Transcribe the listing that follows in full, omitting pictures.

# # # #

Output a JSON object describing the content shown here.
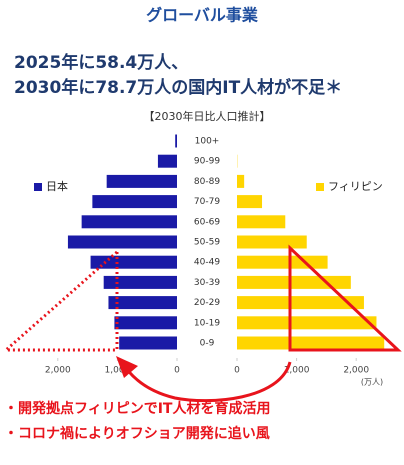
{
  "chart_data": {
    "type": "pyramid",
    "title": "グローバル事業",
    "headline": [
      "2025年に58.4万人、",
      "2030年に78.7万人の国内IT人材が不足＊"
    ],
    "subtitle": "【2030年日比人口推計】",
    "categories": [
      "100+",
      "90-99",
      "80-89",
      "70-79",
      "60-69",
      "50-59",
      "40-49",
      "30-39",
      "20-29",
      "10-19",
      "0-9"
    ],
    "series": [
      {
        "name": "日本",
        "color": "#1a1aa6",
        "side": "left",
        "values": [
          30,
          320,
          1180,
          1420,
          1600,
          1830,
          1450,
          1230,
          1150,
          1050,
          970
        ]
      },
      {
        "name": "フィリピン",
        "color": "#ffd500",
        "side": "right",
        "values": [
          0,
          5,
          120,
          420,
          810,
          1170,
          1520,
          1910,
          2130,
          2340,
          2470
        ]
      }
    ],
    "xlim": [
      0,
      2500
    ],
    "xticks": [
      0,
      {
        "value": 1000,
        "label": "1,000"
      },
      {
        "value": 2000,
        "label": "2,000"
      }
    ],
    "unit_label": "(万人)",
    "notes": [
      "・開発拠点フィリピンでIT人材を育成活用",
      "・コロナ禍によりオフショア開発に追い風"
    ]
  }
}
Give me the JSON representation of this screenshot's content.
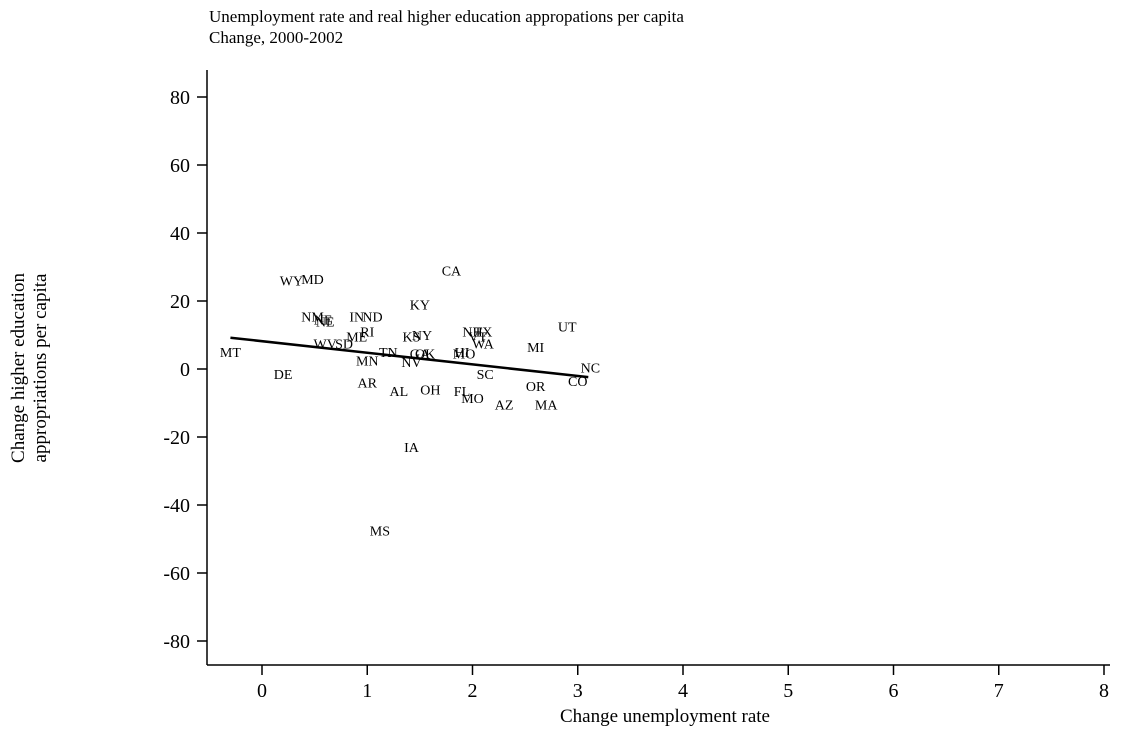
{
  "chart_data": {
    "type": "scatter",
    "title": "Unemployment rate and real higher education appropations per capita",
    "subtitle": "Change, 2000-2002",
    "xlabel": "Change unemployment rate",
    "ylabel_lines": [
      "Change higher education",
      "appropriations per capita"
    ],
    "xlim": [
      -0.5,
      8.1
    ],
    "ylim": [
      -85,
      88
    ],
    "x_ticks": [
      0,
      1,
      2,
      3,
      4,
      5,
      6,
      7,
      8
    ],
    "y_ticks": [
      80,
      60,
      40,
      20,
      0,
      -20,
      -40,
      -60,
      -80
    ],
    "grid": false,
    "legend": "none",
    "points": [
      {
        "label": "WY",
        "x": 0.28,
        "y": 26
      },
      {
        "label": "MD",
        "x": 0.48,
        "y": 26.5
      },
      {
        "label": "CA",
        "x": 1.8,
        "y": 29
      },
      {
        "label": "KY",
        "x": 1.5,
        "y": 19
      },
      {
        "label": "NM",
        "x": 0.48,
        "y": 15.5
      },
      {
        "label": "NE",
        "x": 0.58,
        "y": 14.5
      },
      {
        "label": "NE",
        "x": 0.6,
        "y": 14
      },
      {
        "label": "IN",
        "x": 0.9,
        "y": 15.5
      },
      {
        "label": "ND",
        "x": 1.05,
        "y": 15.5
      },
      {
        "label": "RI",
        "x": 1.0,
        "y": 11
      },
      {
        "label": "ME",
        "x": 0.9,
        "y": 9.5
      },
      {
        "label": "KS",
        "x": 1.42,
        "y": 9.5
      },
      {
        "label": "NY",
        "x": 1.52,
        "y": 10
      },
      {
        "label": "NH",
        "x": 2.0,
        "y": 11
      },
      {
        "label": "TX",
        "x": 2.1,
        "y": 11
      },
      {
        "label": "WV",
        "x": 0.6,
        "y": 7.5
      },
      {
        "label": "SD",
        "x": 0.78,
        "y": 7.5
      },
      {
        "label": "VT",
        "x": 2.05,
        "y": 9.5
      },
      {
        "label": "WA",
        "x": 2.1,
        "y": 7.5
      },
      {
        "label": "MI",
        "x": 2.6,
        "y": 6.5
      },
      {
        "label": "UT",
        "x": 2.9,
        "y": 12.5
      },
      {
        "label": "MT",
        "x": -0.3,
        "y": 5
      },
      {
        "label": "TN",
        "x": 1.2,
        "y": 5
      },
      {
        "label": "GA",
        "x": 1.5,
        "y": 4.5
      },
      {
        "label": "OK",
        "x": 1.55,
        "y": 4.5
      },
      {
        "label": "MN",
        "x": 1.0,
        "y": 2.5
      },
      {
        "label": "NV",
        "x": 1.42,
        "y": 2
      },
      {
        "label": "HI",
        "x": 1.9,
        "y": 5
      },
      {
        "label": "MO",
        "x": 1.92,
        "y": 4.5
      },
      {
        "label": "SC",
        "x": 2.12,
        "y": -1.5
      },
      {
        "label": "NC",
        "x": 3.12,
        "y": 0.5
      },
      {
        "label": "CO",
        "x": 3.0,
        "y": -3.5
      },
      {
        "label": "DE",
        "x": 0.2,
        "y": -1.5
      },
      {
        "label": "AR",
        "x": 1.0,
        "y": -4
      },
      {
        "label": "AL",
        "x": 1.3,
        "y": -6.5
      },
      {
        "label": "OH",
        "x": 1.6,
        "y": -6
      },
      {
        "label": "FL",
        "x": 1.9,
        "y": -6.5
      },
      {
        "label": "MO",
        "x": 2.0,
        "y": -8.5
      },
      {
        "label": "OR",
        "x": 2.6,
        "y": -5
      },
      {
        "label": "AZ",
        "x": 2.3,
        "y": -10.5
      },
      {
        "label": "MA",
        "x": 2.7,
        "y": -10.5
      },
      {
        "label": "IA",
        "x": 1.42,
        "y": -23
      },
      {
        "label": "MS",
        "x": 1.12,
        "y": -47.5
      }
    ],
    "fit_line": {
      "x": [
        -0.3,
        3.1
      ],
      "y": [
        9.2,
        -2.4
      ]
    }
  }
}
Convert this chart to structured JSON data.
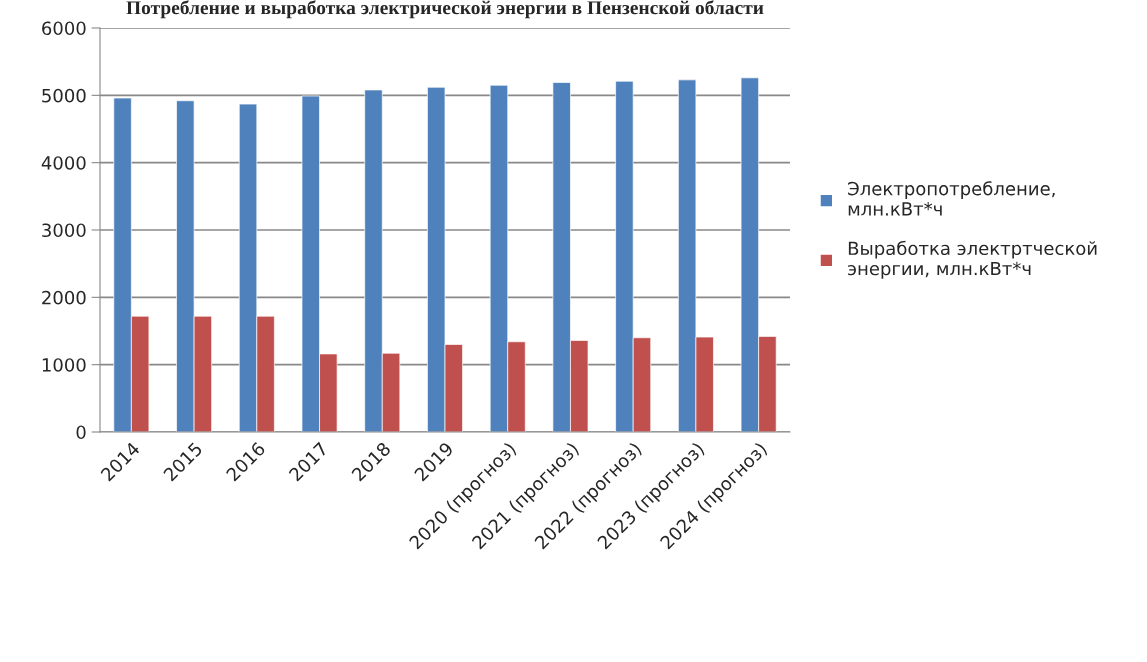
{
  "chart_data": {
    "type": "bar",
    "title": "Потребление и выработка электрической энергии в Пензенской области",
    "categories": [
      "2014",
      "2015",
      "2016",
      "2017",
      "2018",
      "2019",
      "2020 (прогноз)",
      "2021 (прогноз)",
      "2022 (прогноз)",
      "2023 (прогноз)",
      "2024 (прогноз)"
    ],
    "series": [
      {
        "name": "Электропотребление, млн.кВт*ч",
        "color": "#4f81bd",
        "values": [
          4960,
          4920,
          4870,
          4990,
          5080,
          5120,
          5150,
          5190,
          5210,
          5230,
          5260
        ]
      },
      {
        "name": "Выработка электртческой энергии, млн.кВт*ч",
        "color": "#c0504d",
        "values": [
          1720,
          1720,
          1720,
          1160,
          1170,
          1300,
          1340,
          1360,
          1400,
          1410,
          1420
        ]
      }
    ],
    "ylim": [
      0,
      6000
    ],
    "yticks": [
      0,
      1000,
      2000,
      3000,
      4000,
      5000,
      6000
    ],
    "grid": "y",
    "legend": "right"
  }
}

# # # #

# REPLY
Output a JSON object describing the content shown here.
{
  "chart_data": {
    "type": "pyramid",
    "title": "グローバル事業",
    "headline": [
      "2025年に58.4万人、",
      "2030年に78.7万人の国内IT人材が不足＊"
    ],
    "subtitle": "【2030年日比人口推計】",
    "categories": [
      "100+",
      "90-99",
      "80-89",
      "70-79",
      "60-69",
      "50-59",
      "40-49",
      "30-39",
      "20-29",
      "10-19",
      "0-9"
    ],
    "series": [
      {
        "name": "日本",
        "color": "#1a1aa6",
        "side": "left",
        "values": [
          30,
          320,
          1180,
          1420,
          1600,
          1830,
          1450,
          1230,
          1150,
          1050,
          970
        ]
      },
      {
        "name": "フィリピン",
        "color": "#ffd500",
        "side": "right",
        "values": [
          0,
          5,
          120,
          420,
          810,
          1170,
          1520,
          1910,
          2130,
          2340,
          2470
        ]
      }
    ],
    "xlim": [
      0,
      2500
    ],
    "xticks": [
      0,
      {
        "value": 1000,
        "label": "1,000"
      },
      {
        "value": 2000,
        "label": "2,000"
      }
    ],
    "unit_label": "(万人)",
    "notes": [
      "・開発拠点フィリピンでIT人材を育成活用",
      "・コロナ禍によりオフショア開発に追い風"
    ]
  }
}
Give me the JSON representation of this screenshot's content.
{
  "chart_data": {
    "type": "scatter",
    "title": "Unemployment rate and real higher education appropations per capita",
    "subtitle": "Change, 2000-2002",
    "xlabel": "Change unemployment rate",
    "ylabel_lines": [
      "Change higher education",
      "appropriations per capita"
    ],
    "xlim": [
      -0.5,
      8.1
    ],
    "ylim": [
      -85,
      88
    ],
    "x_ticks": [
      0,
      1,
      2,
      3,
      4,
      5,
      6,
      7,
      8
    ],
    "y_ticks": [
      80,
      60,
      40,
      20,
      0,
      -20,
      -40,
      -60,
      -80
    ],
    "grid": false,
    "legend": "none",
    "points": [
      {
        "label": "WY",
        "x": 0.28,
        "y": 26
      },
      {
        "label": "MD",
        "x": 0.48,
        "y": 26.5
      },
      {
        "label": "CA",
        "x": 1.8,
        "y": 29
      },
      {
        "label": "KY",
        "x": 1.5,
        "y": 19
      },
      {
        "label": "NM",
        "x": 0.48,
        "y": 15.5
      },
      {
        "label": "NE",
        "x": 0.58,
        "y": 14.5
      },
      {
        "label": "NE",
        "x": 0.6,
        "y": 14
      },
      {
        "label": "IN",
        "x": 0.9,
        "y": 15.5
      },
      {
        "label": "ND",
        "x": 1.05,
        "y": 15.5
      },
      {
        "label": "RI",
        "x": 1.0,
        "y": 11
      },
      {
        "label": "ME",
        "x": 0.9,
        "y": 9.5
      },
      {
        "label": "KS",
        "x": 1.42,
        "y": 9.5
      },
      {
        "label": "NY",
        "x": 1.52,
        "y": 10
      },
      {
        "label": "NH",
        "x": 2.0,
        "y": 11
      },
      {
        "label": "TX",
        "x": 2.1,
        "y": 11
      },
      {
        "label": "WV",
        "x": 0.6,
        "y": 7.5
      },
      {
        "label": "SD",
        "x": 0.78,
        "y": 7.5
      },
      {
        "label": "VT",
        "x": 2.05,
        "y": 9.5
      },
      {
        "label": "WA",
        "x": 2.1,
        "y": 7.5
      },
      {
        "label": "MI",
        "x": 2.6,
        "y": 6.5
      },
      {
        "label": "UT",
        "x": 2.9,
        "y": 12.5
      },
      {
        "label": "MT",
        "x": -0.3,
        "y": 5
      },
      {
        "label": "TN",
        "x": 1.2,
        "y": 5
      },
      {
        "label": "GA",
        "x": 1.5,
        "y": 4.5
      },
      {
        "label": "OK",
        "x": 1.55,
        "y": 4.5
      },
      {
        "label": "MN",
        "x": 1.0,
        "y": 2.5
      },
      {
        "label": "NV",
        "x": 1.42,
        "y": 2
      },
      {
        "label": "HI",
        "x": 1.9,
        "y": 5
      },
      {
        "label": "MO",
        "x": 1.92,
        "y": 4.5
      },
      {
        "label": "SC",
        "x": 2.12,
        "y": -1.5
      },
      {
        "label": "NC",
        "x": 3.12,
        "y": 0.5
      },
      {
        "label": "CO",
        "x": 3.0,
        "y": -3.5
      },
      {
        "label": "DE",
        "x": 0.2,
        "y": -1.5
      },
      {
        "label": "AR",
        "x": 1.0,
        "y": -4
      },
      {
        "label": "AL",
        "x": 1.3,
        "y": -6.5
      },
      {
        "label": "OH",
        "x": 1.6,
        "y": -6
      },
      {
        "label": "FL",
        "x": 1.9,
        "y": -6.5
      },
      {
        "label": "MO",
        "x": 2.0,
        "y": -8.5
      },
      {
        "label": "OR",
        "x": 2.6,
        "y": -5
      },
      {
        "label": "AZ",
        "x": 2.3,
        "y": -10.5
      },
      {
        "label": "MA",
        "x": 2.7,
        "y": -10.5
      },
      {
        "label": "IA",
        "x": 1.42,
        "y": -23
      },
      {
        "label": "MS",
        "x": 1.12,
        "y": -47.5
      }
    ],
    "fit_line": {
      "x": [
        -0.3,
        3.1
      ],
      "y": [
        9.2,
        -2.4
      ]
    }
  }
}
Convert this chart to structured JSON data.
{
  "chart_data": {
    "type": "bar",
    "title": "Потребление и выработка электрической энергии в Пензенской области",
    "categories": [
      "2014",
      "2015",
      "2016",
      "2017",
      "2018",
      "2019",
      "2020 (прогноз)",
      "2021 (прогноз)",
      "2022 (прогноз)",
      "2023 (прогноз)",
      "2024 (прогноз)"
    ],
    "series": [
      {
        "name": "Электропотребление, млн.кВт*ч",
        "color": "#4f81bd",
        "values": [
          4960,
          4920,
          4870,
          4990,
          5080,
          5120,
          5150,
          5190,
          5210,
          5230,
          5260
        ]
      },
      {
        "name": "Выработка электртческой энергии, млн.кВт*ч",
        "color": "#c0504d",
        "values": [
          1720,
          1720,
          1720,
          1160,
          1170,
          1300,
          1340,
          1360,
          1400,
          1410,
          1420
        ]
      }
    ],
    "ylim": [
      0,
      6000
    ],
    "yticks": [
      0,
      1000,
      2000,
      3000,
      4000,
      5000,
      6000
    ],
    "grid": "y",
    "legend": "right"
  }
}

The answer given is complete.